*** Excerpted records ***
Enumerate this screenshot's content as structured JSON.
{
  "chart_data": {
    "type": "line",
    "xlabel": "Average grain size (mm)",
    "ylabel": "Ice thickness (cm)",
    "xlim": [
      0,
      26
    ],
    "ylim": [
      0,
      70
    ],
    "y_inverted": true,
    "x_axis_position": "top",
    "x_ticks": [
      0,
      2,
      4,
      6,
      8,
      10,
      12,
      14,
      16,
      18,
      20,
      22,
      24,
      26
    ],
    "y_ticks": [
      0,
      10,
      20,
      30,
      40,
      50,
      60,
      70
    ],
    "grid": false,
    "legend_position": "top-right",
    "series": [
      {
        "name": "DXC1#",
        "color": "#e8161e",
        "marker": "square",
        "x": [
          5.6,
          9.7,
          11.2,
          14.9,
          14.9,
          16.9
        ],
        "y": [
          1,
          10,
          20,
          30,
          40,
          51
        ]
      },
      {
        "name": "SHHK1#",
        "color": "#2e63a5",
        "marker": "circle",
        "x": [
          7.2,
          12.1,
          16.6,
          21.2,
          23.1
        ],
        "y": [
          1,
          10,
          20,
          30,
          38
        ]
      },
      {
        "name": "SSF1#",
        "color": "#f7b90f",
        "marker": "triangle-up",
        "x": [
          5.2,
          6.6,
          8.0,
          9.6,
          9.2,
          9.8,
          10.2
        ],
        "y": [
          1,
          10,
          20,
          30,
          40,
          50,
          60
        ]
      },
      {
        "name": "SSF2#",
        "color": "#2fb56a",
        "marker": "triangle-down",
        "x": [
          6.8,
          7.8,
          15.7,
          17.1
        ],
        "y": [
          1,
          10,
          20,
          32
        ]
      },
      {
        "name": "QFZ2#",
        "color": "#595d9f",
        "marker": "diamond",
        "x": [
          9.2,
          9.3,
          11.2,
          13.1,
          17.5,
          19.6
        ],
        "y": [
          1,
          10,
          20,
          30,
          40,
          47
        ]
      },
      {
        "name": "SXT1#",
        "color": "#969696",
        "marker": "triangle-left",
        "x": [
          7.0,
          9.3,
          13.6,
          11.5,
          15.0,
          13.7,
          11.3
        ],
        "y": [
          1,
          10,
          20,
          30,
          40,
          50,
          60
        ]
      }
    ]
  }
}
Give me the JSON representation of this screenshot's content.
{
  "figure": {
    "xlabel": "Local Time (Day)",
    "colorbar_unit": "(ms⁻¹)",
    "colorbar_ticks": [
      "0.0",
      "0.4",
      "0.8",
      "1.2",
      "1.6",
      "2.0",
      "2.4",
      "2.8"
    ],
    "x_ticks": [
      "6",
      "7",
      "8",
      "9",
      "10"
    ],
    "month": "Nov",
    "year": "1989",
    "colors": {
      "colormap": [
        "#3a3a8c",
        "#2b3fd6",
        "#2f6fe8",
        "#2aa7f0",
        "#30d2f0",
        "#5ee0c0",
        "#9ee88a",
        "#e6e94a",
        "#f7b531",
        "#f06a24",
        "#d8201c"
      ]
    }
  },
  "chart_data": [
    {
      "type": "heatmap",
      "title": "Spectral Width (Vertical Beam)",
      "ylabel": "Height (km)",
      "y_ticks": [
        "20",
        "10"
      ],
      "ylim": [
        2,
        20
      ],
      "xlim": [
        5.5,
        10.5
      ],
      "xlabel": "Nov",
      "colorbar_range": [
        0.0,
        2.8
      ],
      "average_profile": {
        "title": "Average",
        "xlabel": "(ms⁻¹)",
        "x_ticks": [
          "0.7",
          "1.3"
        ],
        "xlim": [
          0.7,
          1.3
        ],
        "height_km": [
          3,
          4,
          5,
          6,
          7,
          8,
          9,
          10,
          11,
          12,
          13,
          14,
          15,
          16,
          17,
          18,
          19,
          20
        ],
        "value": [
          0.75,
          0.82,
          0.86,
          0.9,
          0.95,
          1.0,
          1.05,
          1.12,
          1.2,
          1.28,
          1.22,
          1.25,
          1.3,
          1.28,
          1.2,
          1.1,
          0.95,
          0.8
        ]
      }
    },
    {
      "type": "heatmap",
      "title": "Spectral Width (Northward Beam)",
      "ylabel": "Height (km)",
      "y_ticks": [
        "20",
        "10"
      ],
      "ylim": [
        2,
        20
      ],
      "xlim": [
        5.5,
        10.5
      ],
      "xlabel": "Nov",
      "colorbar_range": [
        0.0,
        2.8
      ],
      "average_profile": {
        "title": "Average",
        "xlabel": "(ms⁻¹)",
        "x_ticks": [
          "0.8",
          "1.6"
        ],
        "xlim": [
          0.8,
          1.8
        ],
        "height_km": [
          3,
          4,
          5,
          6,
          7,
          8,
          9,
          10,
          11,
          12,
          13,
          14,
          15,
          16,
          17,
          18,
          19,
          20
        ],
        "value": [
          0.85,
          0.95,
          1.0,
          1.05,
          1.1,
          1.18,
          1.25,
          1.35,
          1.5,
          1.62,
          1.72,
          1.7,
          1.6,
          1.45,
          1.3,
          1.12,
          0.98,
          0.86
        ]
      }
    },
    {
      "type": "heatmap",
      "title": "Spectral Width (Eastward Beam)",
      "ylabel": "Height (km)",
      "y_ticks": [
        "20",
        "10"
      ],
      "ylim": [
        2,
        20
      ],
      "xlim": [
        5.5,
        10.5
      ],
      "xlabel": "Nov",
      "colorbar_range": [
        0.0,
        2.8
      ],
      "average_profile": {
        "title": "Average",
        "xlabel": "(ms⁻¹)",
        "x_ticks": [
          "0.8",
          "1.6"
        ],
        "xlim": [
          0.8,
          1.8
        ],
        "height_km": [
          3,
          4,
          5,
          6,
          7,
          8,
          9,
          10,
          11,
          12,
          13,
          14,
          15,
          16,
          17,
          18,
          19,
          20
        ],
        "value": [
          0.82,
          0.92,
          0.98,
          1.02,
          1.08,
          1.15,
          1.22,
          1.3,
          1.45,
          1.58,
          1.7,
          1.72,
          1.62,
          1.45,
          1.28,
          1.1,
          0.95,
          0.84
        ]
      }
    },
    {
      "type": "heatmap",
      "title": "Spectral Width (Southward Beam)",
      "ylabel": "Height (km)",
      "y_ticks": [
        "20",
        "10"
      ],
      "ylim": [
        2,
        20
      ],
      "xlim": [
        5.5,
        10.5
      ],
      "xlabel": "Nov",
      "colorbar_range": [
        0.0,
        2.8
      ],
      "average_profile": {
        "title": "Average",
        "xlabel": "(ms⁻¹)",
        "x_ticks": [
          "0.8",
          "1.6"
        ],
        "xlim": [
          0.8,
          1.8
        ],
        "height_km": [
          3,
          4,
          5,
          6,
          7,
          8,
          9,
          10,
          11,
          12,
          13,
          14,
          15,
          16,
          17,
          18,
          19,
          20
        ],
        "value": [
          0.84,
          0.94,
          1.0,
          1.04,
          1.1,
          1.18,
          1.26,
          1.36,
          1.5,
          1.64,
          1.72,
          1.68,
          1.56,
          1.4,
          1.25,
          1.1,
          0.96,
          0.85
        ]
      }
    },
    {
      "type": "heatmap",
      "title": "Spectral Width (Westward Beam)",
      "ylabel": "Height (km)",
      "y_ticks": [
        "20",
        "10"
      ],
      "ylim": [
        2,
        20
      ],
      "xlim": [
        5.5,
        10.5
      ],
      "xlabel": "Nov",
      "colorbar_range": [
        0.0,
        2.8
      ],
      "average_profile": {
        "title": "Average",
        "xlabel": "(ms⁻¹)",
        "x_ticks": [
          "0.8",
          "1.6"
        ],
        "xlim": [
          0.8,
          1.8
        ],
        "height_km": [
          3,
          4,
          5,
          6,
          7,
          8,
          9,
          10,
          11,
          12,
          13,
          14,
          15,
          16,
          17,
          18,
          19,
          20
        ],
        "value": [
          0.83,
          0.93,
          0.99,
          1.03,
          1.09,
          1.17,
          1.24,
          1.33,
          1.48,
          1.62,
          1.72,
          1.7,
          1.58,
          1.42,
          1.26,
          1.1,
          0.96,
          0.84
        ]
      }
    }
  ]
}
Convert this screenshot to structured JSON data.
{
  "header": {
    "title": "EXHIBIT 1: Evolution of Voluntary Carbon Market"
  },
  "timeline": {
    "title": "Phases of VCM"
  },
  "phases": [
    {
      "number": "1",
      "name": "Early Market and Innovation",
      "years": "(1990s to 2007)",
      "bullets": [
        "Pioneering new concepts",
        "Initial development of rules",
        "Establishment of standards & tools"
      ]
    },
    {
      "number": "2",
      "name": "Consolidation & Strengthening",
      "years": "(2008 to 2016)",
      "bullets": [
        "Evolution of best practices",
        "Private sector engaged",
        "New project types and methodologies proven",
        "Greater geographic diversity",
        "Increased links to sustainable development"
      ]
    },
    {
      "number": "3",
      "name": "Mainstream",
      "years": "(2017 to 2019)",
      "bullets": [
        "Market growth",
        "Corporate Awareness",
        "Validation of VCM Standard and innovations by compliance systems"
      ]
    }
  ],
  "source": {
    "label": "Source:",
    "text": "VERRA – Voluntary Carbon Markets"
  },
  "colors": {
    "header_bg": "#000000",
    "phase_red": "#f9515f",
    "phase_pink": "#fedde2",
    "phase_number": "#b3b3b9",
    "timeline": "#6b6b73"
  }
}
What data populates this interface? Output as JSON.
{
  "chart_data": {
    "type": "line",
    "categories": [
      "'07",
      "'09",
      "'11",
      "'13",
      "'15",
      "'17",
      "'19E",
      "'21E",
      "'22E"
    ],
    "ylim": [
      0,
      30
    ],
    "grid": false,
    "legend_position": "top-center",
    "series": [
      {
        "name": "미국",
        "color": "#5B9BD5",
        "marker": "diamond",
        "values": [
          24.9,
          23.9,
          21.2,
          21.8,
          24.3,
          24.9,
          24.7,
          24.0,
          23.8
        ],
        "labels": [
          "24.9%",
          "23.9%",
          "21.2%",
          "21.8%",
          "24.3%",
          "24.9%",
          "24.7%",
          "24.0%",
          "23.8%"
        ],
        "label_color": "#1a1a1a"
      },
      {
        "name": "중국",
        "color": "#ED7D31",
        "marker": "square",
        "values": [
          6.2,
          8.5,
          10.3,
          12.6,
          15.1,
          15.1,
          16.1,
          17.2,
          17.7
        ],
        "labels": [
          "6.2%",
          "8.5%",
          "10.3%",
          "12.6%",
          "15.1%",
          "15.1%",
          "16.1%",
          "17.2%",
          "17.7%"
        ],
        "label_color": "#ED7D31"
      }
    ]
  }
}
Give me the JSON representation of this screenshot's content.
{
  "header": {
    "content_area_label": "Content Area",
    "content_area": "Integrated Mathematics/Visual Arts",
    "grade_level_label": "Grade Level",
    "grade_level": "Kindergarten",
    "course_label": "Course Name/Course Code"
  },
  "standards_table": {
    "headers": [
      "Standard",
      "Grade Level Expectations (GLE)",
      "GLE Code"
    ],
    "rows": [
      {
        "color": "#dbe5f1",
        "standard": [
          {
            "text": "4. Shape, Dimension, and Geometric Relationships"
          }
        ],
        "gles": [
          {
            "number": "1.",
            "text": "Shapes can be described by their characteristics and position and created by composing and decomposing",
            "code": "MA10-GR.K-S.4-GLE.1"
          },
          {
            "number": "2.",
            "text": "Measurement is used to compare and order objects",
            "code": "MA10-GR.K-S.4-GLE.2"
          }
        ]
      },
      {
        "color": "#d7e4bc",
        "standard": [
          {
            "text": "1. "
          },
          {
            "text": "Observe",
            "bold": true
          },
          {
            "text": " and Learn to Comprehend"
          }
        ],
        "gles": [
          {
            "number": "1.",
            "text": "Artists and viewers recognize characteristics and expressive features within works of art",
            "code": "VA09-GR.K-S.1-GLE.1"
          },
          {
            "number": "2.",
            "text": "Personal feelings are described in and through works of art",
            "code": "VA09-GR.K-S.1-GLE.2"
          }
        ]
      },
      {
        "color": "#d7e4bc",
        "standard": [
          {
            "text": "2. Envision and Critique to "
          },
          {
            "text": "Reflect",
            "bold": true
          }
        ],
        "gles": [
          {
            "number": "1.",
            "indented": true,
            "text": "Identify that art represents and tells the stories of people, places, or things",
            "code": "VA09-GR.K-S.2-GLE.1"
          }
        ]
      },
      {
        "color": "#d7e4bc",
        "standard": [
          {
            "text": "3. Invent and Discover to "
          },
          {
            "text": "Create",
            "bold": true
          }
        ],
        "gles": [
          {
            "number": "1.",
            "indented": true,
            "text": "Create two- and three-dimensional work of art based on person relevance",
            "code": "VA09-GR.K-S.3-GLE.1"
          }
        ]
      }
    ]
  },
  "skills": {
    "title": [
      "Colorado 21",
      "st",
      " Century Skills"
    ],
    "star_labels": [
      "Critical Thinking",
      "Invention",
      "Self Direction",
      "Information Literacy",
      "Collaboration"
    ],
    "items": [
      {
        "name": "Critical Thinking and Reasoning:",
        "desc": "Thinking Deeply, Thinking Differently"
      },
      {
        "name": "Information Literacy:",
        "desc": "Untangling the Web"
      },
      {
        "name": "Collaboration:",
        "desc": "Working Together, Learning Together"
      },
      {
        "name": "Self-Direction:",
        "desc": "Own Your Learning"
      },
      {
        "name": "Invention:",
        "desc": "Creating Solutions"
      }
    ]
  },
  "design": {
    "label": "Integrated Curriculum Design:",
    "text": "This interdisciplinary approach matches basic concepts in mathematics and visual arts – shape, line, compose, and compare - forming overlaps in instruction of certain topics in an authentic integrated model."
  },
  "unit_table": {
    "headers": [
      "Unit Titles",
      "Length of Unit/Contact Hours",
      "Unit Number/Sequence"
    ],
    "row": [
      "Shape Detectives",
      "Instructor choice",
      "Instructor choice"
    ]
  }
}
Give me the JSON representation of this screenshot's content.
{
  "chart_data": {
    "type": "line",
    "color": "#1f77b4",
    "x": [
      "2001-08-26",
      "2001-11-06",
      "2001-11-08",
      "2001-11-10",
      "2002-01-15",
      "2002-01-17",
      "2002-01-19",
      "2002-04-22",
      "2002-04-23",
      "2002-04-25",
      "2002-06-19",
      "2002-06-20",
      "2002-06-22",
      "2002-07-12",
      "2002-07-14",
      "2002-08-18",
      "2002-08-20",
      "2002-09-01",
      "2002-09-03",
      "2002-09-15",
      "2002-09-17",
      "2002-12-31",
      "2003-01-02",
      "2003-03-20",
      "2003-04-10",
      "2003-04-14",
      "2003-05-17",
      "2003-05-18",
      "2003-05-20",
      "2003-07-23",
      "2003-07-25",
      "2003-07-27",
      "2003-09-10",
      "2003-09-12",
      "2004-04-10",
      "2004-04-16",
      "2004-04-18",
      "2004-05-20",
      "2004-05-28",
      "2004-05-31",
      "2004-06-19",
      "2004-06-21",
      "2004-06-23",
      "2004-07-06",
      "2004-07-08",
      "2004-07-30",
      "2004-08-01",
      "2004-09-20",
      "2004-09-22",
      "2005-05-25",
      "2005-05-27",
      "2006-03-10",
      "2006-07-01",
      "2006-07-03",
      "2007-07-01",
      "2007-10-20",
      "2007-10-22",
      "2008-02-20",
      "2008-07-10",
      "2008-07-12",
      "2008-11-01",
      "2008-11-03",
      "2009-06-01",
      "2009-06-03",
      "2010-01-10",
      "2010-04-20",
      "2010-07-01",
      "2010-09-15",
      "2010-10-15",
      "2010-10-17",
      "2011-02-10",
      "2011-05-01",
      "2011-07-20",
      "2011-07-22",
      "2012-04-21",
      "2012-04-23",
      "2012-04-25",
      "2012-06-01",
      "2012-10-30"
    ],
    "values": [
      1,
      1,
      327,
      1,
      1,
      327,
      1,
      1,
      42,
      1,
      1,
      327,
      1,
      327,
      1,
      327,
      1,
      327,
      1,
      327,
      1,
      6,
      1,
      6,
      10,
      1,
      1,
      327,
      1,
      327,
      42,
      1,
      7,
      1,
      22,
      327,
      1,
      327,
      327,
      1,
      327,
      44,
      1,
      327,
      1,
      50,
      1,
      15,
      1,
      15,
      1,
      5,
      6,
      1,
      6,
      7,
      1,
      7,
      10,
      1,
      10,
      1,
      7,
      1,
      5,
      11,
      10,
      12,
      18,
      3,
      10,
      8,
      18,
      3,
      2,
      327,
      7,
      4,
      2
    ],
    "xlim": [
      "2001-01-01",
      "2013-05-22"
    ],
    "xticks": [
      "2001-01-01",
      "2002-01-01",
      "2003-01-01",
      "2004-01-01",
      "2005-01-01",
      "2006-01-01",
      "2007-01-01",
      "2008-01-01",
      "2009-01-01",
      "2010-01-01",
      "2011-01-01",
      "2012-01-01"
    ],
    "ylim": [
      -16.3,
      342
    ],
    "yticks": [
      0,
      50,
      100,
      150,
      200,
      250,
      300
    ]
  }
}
***
Do this: How many of the lines in the listing above hold the word "works"? Report only that figure.

Finished answer: 2